-- Start of Data --
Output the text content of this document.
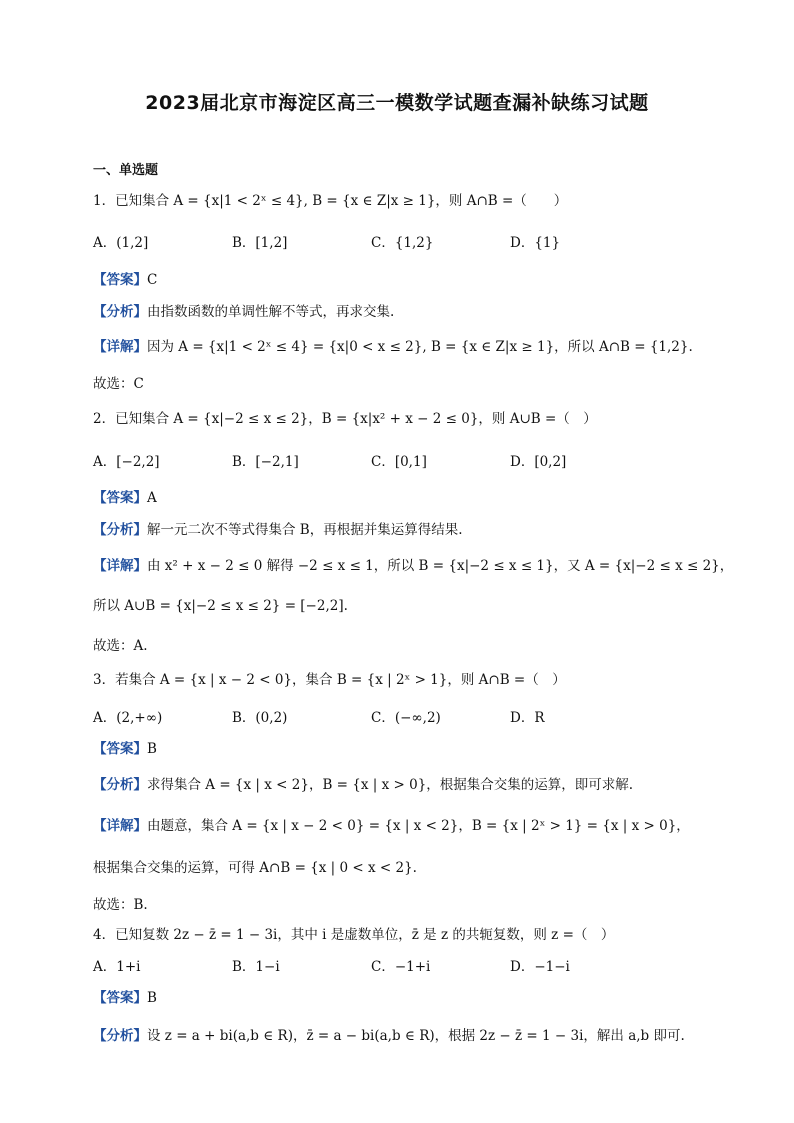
2023届北京市海淀区高三一模数学试题查漏补缺练习试题
一、单选题
1．已知集合 A = {x|1 < 2ˣ ≤ 4}, B = {x ∈ Z|x ≥ 1}，则 A∩B =（　　）
A．(1,2]	B．[1,2]	C．{1,2}	D．{1}
【答案】C
【分析】由指数函数的单调性解不等式，再求交集.
【详解】因为 A = {x|1 < 2ˣ ≤ 4} = {x|0 < x ≤ 2}, B = {x ∈ Z|x ≥ 1}，所以 A∩B = {1,2}.
故选：C
2．已知集合 A = {x|−2 ≤ x ≤ 2}，B = {x|x² + x − 2 ≤ 0}，则 A∪B =（　）
A．[−2,2]	B．[−2,1]	C．[0,1]	D．[0,2]
【答案】A
【分析】解一元二次不等式得集合 B，再根据并集运算得结果.
【详解】由 x² + x − 2 ≤ 0 解得 −2 ≤ x ≤ 1，所以 B = {x|−2 ≤ x ≤ 1}，又 A = {x|−2 ≤ x ≤ 2}，
所以 A∪B = {x|−2 ≤ x ≤ 2} = [−2,2].
故选：A.
3．若集合 A = {x | x − 2 < 0}，集合 B = {x | 2ˣ > 1}，则 A∩B =（　）
A．(2,+∞)	B．(0,2)	C．(−∞,2)	D．R
【答案】B
【分析】求得集合 A = {x | x < 2}，B = {x | x > 0}，根据集合交集的运算，即可求解.
【详解】由题意，集合 A = {x | x − 2 < 0} = {x | x < 2}，B = {x | 2ˣ > 1} = {x | x > 0}，
根据集合交集的运算，可得 A∩B = {x | 0 < x < 2}.
故选：B.
4．已知复数 2z − z̄ = 1 − 3i，其中 i 是虚数单位，z̄ 是 z 的共轭复数，则 z =（　）
A．1+i	B．1−i	C．−1+i	D．−1−i
【答案】B
【分析】设 z = a + bi(a,b ∈ R)，z̄ = a − bi(a,b ∈ R)，根据 2z − z̄ = 1 − 3i，解出 a,b 即可.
-- End of Data --
__Directions__
Write the records out once more, exactly as they appear, with no pictures.

__Finished task__
Output the text content of this document.
2023届北京市海淀区高三一模数学试题查漏补缺练习试题
一、单选题
1．已知集合 A = {x|1 < 2ˣ ≤ 4}, B = {x ∈ Z|x ≥ 1}，则 A∩B =（　　）
A．(1,2]	B．[1,2]	C．{1,2}	D．{1}
【答案】C
【分析】由指数函数的单调性解不等式，再求交集.
【详解】因为 A = {x|1 < 2ˣ ≤ 4} = {x|0 < x ≤ 2}, B = {x ∈ Z|x ≥ 1}，所以 A∩B = {1,2}.
故选：C
2．已知集合 A = {x|−2 ≤ x ≤ 2}，B = {x|x² + x − 2 ≤ 0}，则 A∪B =（　）
A．[−2,2]	B．[−2,1]	C．[0,1]	D．[0,2]
【答案】A
【分析】解一元二次不等式得集合 B，再根据并集运算得结果.
【详解】由 x² + x − 2 ≤ 0 解得 −2 ≤ x ≤ 1，所以 B = {x|−2 ≤ x ≤ 1}，又 A = {x|−2 ≤ x ≤ 2}，
所以 A∪B = {x|−2 ≤ x ≤ 2} = [−2,2].
故选：A.
3．若集合 A = {x | x − 2 < 0}，集合 B = {x | 2ˣ > 1}，则 A∩B =（　）
A．(2,+∞)	B．(0,2)	C．(−∞,2)	D．R
【答案】B
【分析】求得集合 A = {x | x < 2}，B = {x | x > 0}，根据集合交集的运算，即可求解.
【详解】由题意，集合 A = {x | x − 2 < 0} = {x | x < 2}，B = {x | 2ˣ > 1} = {x | x > 0}，
根据集合交集的运算，可得 A∩B = {x | 0 < x < 2}.
故选：B.
4．已知复数 2z − z̄ = 1 − 3i，其中 i 是虚数单位，z̄ 是 z 的共轭复数，则 z =（　）
A．1+i	B．1−i	C．−1+i	D．−1−i
【答案】B
【分析】设 z = a + bi(a,b ∈ R)，z̄ = a − bi(a,b ∈ R)，根据 2z − z̄ = 1 − 3i，解出 a,b 即可.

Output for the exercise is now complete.